▶ [EXERCISE BRIEF]
Copy out every record precisely.

»»

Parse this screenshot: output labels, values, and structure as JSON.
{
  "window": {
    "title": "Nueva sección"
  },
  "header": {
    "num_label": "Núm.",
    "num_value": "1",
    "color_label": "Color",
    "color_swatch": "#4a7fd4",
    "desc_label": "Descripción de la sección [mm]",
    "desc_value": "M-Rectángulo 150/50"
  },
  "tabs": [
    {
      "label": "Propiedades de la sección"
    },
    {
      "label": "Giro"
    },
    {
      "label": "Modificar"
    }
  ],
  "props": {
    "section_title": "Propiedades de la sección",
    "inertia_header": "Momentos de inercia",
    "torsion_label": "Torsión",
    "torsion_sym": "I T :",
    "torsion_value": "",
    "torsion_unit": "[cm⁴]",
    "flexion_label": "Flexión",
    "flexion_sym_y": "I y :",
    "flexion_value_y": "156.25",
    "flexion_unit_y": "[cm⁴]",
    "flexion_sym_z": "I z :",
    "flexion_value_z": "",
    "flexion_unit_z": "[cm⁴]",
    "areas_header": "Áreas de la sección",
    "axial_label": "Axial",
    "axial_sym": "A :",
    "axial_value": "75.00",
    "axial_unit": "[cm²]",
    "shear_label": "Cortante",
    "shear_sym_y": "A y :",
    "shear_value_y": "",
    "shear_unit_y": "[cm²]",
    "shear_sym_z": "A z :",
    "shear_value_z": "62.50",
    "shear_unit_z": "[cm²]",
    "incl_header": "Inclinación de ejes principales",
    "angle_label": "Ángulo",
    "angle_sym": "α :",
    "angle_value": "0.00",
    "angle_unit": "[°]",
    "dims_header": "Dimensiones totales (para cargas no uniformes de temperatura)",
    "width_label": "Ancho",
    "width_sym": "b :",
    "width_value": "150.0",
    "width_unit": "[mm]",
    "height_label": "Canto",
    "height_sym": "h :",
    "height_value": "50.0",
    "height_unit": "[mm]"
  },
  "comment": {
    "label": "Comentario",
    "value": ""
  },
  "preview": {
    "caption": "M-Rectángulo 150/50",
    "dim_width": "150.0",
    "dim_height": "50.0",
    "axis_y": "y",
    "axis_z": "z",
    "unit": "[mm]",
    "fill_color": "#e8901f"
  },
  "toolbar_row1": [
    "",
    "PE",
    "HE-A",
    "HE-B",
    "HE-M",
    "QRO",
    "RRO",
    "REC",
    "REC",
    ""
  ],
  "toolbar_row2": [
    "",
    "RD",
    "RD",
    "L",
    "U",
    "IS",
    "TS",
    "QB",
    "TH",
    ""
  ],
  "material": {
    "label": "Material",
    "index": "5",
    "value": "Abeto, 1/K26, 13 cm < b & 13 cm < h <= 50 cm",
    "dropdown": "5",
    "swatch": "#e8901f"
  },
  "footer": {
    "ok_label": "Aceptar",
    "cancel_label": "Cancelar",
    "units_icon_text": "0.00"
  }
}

««

▶ [SOLUTION TO THIS TASK]
Parse this screenshot: output labels, values, and structure as JSON.
{
  "window": {
    "title": "Nueva sección"
  },
  "header": {
    "num_label": "Núm.",
    "num_value": "1",
    "color_label": "Color",
    "color_swatch": "#4a7fd4",
    "desc_label": "Descripción de la sección [mm]",
    "desc_value": "M-Rectángulo 150/50"
  },
  "tabs": [
    {
      "label": "Propiedades de la sección"
    },
    {
      "label": "Giro"
    },
    {
      "label": "Modificar"
    }
  ],
  "props": {
    "section_title": "Propiedades de la sección",
    "inertia_header": "Momentos de inercia",
    "torsion_label": "Torsión",
    "torsion_sym": "I T :",
    "torsion_value": "",
    "torsion_unit": "[cm⁴]",
    "flexion_label": "Flexión",
    "flexion_sym_y": "I y :",
    "flexion_value_y": "156.25",
    "flexion_unit_y": "[cm⁴]",
    "flexion_sym_z": "I z :",
    "flexion_value_z": "",
    "flexion_unit_z": "[cm⁴]",
    "areas_header": "Áreas de la sección",
    "axial_label": "Axial",
    "axial_sym": "A :",
    "axial_value": "75.00",
    "axial_unit": "[cm²]",
    "shear_label": "Cortante",
    "shear_sym_y": "A y :",
    "shear_value_y": "",
    "shear_unit_y": "[cm²]",
    "shear_sym_z": "A z :",
    "shear_value_z": "62.50",
    "shear_unit_z": "[cm²]",
    "incl_header": "Inclinación de ejes principales",
    "angle_label": "Ángulo",
    "angle_sym": "α :",
    "angle_value": "0.00",
    "angle_unit": "[°]",
    "dims_header": "Dimensiones totales (para cargas no uniformes de temperatura)",
    "width_label": "Ancho",
    "width_sym": "b :",
    "width_value": "150.0",
    "width_unit": "[mm]",
    "height_label": "Canto",
    "height_sym": "h :",
    "height_value": "50.0",
    "height_unit": "[mm]"
  },
  "comment": {
    "label": "Comentario",
    "value": ""
  },
  "preview": {
    "caption": "M-Rectángulo 150/50",
    "dim_width": "150.0",
    "dim_height": "50.0",
    "axis_y": "y",
    "axis_z": "z",
    "unit": "[mm]",
    "fill_color": "#e8901f"
  },
  "toolbar_row1": [
    "",
    "PE",
    "HE-A",
    "HE-B",
    "HE-M",
    "QRO",
    "RRO",
    "REC",
    "REC",
    ""
  ],
  "toolbar_row2": [
    "",
    "RD",
    "RD",
    "L",
    "U",
    "IS",
    "TS",
    "QB",
    "TH",
    ""
  ],
  "material": {
    "label": "Material",
    "index": "5",
    "value": "Abeto, 1/K26, 13 cm < b & 13 cm < h <= 50 cm",
    "dropdown": "5",
    "swatch": "#e8901f"
  },
  "footer": {
    "ok_label": "Aceptar",
    "cancel_label": "Cancelar",
    "units_icon_text": "0.00"
  }
}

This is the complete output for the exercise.